# WRITTEN PROBLEM
Output the full listing word for word.

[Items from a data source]
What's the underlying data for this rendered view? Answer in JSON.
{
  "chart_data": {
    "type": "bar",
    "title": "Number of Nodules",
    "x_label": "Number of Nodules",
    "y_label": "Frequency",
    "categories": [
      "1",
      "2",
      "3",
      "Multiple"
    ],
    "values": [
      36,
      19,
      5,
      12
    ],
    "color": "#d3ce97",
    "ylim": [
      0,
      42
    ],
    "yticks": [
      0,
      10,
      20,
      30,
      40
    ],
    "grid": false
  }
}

# SOLUTION FOR THIS TASK
What's the underlying data for this rendered view? Answer in JSON.
{
  "chart_data": {
    "type": "bar",
    "title": "Number of Nodules",
    "x_label": "Number of Nodules",
    "y_label": "Frequency",
    "categories": [
      "1",
      "2",
      "3",
      "Multiple"
    ],
    "values": [
      36,
      19,
      5,
      12
    ],
    "color": "#d3ce97",
    "ylim": [
      0,
      42
    ],
    "yticks": [
      0,
      10,
      20,
      30,
      40
    ],
    "grid": false
  }
}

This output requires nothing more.